■ **Instructions for the task**
Bring together all lines of the material below that contain the string "JSON".

■ **Dataset**
....

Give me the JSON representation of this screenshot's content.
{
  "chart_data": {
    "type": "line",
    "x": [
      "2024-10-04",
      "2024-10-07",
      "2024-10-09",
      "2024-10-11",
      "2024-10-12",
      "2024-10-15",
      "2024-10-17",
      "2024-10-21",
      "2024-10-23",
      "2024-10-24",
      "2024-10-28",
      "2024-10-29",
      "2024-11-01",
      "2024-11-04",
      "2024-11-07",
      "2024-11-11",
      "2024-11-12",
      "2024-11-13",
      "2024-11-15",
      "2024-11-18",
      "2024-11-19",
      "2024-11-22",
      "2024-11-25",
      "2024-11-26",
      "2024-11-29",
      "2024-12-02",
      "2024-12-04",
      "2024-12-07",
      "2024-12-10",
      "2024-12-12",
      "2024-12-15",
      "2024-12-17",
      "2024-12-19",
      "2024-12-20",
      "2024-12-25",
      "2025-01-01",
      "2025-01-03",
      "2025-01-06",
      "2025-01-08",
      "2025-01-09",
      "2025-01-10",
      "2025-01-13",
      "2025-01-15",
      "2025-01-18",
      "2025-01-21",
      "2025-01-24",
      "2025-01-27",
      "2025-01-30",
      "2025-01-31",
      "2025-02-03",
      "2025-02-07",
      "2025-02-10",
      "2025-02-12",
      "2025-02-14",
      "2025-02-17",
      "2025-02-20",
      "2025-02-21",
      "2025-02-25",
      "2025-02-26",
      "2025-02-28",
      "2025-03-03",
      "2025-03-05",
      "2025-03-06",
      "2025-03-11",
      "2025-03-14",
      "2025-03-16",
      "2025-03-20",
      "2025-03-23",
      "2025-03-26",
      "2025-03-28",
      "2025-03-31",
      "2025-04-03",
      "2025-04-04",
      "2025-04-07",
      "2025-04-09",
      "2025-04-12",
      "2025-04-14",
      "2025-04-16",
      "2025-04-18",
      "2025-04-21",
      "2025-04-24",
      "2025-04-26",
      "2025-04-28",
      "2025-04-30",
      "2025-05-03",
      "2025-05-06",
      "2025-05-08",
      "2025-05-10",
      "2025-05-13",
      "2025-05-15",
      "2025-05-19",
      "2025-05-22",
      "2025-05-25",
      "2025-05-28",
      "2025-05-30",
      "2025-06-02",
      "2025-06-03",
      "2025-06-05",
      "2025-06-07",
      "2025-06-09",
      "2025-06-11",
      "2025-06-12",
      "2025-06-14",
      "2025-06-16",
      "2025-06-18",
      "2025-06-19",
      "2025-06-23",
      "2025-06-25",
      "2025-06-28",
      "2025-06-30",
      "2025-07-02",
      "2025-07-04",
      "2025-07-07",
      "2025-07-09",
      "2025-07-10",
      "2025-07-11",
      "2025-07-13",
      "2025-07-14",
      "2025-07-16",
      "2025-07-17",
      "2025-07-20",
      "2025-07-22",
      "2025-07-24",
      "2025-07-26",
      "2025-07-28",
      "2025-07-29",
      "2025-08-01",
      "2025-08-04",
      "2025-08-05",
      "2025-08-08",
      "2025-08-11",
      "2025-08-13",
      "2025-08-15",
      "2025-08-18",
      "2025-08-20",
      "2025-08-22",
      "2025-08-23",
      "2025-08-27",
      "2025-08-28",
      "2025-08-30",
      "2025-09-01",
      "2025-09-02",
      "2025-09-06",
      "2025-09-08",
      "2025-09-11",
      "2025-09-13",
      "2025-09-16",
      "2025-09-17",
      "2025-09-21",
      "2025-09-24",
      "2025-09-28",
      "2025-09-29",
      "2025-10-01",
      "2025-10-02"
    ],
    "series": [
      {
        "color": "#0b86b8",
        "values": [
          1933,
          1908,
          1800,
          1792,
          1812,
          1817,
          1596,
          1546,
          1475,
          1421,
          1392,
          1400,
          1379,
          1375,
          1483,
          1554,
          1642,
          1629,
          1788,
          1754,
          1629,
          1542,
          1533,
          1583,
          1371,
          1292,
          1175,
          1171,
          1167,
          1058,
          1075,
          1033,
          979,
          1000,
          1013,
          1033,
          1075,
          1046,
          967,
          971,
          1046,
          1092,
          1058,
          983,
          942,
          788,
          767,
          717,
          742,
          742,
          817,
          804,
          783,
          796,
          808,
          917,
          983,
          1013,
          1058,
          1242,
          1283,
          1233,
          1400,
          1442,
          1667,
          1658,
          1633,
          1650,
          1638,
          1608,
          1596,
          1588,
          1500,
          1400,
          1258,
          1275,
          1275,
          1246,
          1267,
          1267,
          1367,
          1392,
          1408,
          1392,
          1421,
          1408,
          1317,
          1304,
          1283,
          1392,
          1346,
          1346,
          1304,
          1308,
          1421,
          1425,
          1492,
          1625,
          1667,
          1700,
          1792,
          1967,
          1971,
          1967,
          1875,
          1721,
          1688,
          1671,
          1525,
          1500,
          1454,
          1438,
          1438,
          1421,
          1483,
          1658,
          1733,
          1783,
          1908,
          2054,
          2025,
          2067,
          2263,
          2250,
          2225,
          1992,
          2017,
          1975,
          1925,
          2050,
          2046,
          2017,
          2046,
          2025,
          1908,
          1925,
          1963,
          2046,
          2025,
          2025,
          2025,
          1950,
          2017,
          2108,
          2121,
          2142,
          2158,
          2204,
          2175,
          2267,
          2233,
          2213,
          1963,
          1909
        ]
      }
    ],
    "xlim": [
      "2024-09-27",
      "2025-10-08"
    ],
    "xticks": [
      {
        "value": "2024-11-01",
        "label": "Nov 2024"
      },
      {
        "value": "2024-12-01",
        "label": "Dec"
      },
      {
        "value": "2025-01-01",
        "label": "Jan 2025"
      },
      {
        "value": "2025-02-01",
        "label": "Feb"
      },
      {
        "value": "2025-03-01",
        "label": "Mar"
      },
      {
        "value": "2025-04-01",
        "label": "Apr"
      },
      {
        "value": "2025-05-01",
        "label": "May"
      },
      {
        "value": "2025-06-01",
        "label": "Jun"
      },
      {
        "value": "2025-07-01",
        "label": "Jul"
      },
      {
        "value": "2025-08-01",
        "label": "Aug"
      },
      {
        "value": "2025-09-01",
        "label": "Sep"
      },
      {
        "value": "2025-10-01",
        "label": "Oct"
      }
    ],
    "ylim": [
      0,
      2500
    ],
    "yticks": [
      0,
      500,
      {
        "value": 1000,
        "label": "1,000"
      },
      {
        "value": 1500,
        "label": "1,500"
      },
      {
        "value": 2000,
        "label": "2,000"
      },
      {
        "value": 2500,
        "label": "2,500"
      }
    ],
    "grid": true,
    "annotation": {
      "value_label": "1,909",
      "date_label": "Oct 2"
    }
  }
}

....

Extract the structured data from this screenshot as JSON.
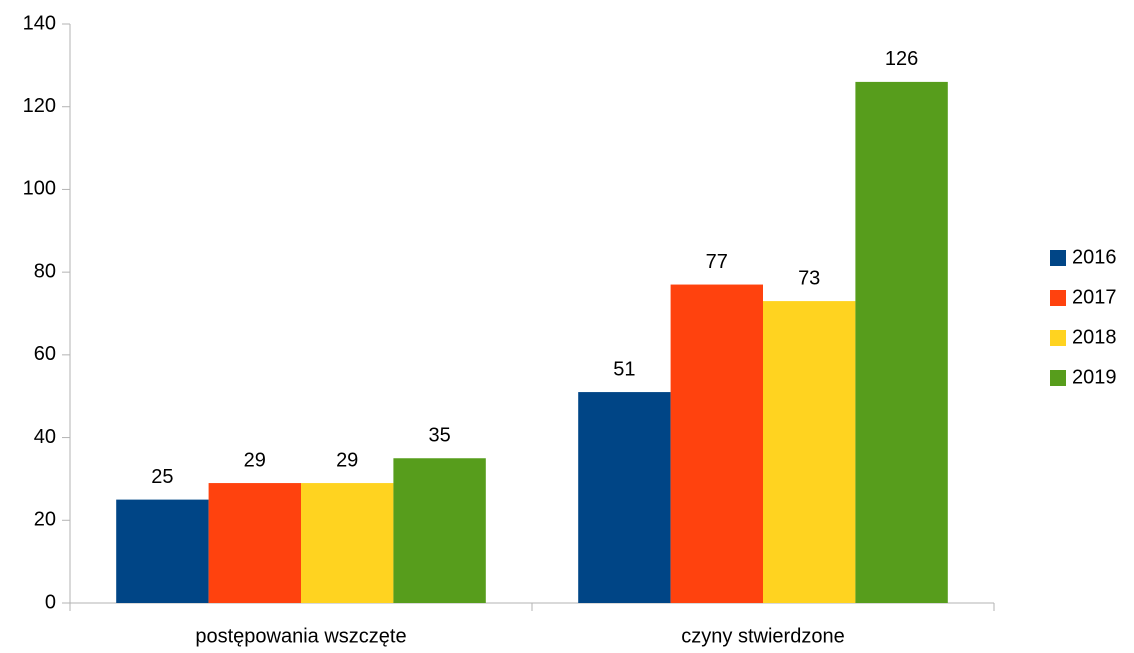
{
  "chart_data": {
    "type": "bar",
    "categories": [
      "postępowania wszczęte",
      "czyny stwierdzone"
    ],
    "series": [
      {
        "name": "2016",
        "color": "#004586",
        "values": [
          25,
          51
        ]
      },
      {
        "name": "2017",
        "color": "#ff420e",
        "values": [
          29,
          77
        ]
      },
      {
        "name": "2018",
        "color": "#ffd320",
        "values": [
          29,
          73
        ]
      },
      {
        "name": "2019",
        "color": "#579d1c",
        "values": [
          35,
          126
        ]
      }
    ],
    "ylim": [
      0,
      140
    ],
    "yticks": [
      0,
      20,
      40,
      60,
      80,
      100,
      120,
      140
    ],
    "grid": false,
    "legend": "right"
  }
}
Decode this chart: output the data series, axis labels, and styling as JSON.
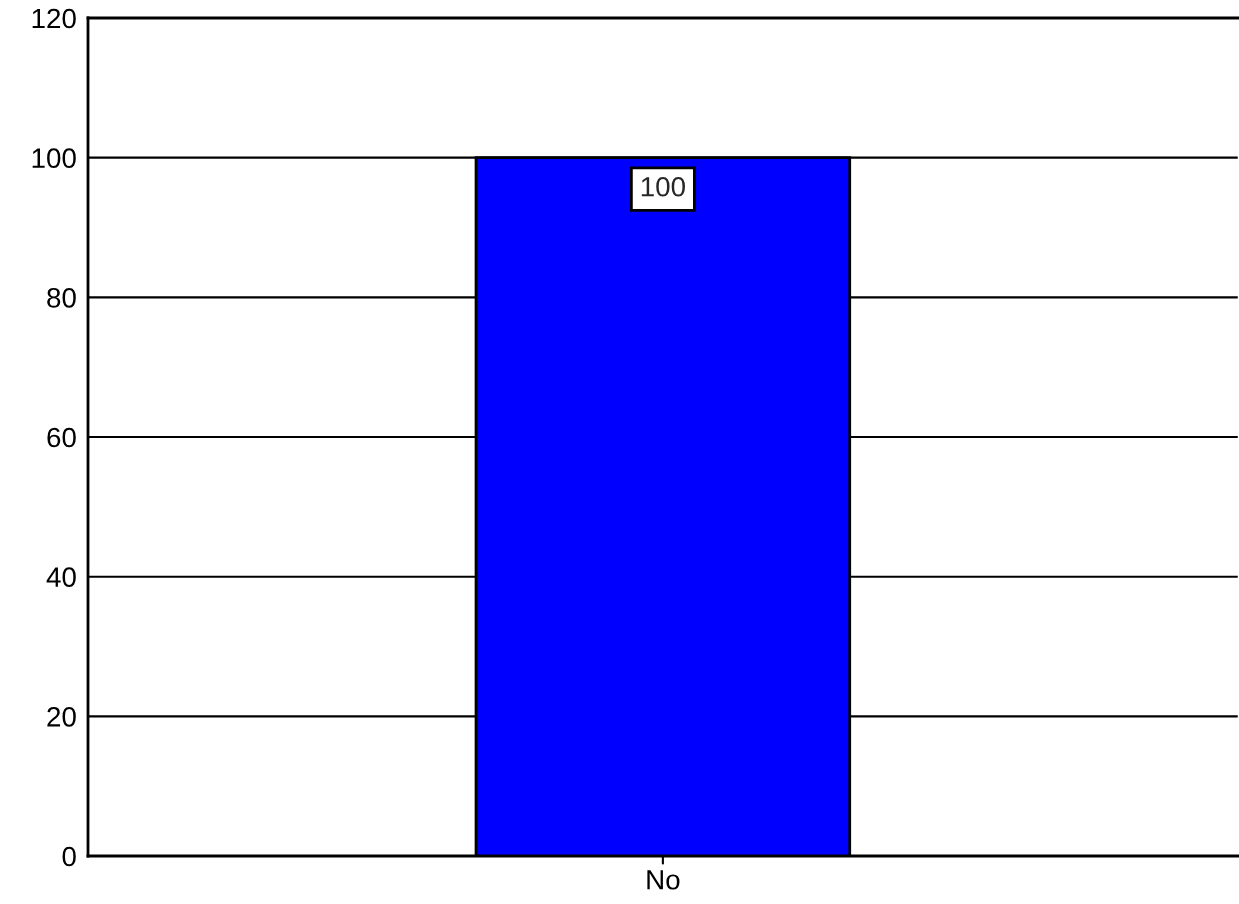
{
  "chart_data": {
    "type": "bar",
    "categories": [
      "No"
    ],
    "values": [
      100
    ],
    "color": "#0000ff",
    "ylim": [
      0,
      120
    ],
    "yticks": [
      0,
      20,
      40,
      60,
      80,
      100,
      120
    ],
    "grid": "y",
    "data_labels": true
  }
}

....

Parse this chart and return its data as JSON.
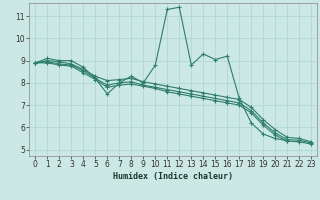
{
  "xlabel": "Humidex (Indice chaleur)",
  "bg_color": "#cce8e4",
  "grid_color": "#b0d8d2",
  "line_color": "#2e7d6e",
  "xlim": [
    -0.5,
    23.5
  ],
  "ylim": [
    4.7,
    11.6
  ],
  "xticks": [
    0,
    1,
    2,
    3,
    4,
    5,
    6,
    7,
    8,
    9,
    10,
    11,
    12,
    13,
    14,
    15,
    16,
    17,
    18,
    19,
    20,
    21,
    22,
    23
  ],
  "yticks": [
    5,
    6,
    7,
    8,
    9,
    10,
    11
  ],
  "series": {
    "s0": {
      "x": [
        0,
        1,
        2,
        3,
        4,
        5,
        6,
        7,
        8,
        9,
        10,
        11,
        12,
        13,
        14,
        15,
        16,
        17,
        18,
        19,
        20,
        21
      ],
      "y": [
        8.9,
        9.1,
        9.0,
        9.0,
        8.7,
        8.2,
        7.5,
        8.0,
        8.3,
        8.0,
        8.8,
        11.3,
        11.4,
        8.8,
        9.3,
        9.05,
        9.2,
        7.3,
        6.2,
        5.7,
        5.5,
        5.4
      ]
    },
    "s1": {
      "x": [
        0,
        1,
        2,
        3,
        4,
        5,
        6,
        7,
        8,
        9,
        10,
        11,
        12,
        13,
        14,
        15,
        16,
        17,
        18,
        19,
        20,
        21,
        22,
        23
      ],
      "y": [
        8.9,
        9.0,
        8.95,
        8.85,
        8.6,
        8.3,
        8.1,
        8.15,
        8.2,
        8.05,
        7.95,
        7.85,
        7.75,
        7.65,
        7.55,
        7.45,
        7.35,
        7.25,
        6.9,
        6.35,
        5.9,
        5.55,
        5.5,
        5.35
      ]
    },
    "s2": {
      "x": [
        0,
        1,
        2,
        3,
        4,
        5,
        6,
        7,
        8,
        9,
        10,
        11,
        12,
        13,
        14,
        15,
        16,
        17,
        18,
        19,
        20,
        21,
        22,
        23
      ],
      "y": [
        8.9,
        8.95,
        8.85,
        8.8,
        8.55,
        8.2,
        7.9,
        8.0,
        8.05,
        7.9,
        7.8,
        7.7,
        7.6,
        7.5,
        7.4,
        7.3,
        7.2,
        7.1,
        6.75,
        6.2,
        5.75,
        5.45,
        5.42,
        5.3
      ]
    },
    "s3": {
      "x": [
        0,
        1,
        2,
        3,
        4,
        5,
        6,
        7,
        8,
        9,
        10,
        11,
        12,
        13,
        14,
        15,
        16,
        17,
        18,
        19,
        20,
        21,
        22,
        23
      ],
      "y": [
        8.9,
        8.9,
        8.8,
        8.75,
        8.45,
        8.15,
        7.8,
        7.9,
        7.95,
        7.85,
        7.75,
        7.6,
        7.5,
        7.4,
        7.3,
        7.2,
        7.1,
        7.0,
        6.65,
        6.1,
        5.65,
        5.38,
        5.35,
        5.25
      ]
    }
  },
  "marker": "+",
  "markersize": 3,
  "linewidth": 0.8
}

....

■ **Solution to the exercise**
Give me the JSON representation of this screenshot's content.
Extract the structured data from this screenshot as JSON.
Decode this chart: output the data series, axis labels, and styling as JSON.
Parse this chart and return its data as JSON.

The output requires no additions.